• The problem
Tally the lines that contain the string "North" and state that total without comment.

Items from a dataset
▬▬▬

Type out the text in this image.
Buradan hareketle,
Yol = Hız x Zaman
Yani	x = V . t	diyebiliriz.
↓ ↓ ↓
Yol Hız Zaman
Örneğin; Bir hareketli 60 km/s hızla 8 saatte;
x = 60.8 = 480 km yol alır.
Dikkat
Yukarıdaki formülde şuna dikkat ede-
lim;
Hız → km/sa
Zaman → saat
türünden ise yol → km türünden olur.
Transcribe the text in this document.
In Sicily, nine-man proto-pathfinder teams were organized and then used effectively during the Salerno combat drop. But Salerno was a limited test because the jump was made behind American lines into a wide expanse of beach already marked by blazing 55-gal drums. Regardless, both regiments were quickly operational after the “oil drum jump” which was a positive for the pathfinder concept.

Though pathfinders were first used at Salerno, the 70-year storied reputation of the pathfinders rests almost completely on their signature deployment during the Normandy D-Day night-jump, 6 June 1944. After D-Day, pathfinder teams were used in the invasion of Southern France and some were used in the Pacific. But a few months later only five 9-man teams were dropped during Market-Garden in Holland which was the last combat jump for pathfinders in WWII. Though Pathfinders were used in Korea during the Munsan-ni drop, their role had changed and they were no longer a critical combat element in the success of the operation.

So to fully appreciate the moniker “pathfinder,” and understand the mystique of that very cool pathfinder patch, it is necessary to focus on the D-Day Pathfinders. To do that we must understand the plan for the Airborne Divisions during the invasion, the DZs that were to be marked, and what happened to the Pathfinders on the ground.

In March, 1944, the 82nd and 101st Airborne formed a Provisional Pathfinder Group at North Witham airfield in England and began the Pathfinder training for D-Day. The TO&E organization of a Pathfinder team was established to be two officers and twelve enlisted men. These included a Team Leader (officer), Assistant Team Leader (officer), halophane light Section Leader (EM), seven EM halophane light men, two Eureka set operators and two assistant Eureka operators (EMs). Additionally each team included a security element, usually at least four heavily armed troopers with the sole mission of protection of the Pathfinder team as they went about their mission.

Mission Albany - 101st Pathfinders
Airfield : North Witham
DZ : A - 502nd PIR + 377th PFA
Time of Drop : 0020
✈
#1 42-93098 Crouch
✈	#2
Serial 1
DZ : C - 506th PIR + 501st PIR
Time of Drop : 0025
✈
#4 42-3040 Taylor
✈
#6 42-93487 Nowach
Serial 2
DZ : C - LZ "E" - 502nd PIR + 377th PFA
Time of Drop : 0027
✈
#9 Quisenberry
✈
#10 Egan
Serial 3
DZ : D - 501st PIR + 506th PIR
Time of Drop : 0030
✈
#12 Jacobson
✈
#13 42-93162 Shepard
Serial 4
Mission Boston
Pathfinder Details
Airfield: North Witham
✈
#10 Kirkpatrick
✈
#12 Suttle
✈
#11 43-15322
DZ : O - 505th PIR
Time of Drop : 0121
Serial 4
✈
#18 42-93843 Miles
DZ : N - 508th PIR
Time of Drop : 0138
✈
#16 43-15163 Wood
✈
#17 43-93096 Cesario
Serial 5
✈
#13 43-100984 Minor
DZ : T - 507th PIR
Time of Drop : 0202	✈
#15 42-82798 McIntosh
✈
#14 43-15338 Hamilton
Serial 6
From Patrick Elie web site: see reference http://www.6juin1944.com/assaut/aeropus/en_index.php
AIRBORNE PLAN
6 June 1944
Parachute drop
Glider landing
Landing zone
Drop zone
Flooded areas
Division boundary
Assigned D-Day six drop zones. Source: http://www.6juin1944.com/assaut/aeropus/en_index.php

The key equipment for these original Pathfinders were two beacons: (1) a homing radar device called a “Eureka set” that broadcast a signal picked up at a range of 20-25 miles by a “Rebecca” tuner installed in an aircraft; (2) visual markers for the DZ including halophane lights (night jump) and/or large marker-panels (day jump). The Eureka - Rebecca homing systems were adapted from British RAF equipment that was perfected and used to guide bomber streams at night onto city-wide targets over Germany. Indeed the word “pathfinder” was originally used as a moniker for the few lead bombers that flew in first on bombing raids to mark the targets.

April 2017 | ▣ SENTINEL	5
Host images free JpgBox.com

▬▬▬

• Finished answer
3